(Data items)
◇ ◇ ◇
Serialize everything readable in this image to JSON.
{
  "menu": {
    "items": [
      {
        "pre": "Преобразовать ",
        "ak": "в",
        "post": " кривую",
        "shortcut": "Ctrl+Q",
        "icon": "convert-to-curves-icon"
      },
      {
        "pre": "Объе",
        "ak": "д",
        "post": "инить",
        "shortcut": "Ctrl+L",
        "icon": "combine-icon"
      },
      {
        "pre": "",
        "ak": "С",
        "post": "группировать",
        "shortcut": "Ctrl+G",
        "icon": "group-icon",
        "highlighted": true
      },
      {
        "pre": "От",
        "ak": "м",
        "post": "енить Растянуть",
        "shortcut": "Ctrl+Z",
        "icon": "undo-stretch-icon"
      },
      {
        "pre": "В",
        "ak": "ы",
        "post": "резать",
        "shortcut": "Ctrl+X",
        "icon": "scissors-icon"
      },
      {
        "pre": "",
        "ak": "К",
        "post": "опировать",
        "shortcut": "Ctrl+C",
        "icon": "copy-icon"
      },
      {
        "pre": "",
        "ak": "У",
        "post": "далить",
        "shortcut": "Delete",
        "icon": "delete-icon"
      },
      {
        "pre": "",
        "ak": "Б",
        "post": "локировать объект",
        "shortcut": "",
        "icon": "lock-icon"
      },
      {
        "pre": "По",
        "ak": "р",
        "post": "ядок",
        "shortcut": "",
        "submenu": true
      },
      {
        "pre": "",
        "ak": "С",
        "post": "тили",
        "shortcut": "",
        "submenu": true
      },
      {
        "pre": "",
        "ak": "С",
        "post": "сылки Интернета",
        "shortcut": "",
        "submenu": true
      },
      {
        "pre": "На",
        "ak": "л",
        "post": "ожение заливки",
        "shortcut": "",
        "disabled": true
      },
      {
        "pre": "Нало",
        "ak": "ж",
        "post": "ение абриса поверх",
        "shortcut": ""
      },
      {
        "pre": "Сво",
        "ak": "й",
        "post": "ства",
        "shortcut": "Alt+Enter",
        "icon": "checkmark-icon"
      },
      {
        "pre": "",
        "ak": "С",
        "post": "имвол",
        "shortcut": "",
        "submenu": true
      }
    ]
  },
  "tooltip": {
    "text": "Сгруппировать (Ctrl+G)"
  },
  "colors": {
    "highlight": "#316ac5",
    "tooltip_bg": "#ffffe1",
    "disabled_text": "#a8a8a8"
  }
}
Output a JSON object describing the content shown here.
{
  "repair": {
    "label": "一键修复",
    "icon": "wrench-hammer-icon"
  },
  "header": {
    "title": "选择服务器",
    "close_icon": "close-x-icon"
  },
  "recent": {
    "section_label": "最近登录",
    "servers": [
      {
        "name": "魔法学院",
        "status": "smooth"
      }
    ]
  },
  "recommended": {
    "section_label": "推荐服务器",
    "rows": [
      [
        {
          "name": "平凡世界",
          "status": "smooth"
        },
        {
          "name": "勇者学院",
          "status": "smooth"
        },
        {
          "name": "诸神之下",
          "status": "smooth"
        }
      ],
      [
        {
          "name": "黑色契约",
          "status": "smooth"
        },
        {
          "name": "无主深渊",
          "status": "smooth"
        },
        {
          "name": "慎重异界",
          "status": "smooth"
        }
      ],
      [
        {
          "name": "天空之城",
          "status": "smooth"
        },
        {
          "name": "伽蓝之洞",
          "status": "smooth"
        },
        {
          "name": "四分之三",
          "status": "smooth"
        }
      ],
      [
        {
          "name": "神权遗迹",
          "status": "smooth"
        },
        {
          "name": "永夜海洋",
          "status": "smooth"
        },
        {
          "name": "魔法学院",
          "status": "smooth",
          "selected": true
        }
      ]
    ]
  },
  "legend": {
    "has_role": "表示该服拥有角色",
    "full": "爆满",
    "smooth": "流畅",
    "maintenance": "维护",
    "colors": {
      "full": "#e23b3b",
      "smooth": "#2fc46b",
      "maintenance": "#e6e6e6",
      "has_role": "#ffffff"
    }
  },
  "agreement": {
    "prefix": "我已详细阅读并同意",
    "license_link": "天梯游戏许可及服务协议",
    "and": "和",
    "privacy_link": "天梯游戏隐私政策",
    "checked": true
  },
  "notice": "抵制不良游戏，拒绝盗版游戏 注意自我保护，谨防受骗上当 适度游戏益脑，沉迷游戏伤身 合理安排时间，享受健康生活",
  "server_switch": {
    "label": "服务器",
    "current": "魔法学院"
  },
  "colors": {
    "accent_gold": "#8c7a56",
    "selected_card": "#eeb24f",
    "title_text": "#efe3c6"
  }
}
◇ ◇ ◇
Within the listing above, find every line containing the string "icon" and return it.

        "icon": "convert-to-curves-icon"
        "icon": "combine-icon"
        "icon": "group-icon",
        "icon": "undo-stretch-icon"
        "icon": "scissors-icon"
        "icon": "copy-icon"
        "icon": "delete-icon"
        "icon": "lock-icon"
        "icon": "checkmark-icon"
    "icon": "wrench-hammer-icon"
    "close_icon": "close-x-icon"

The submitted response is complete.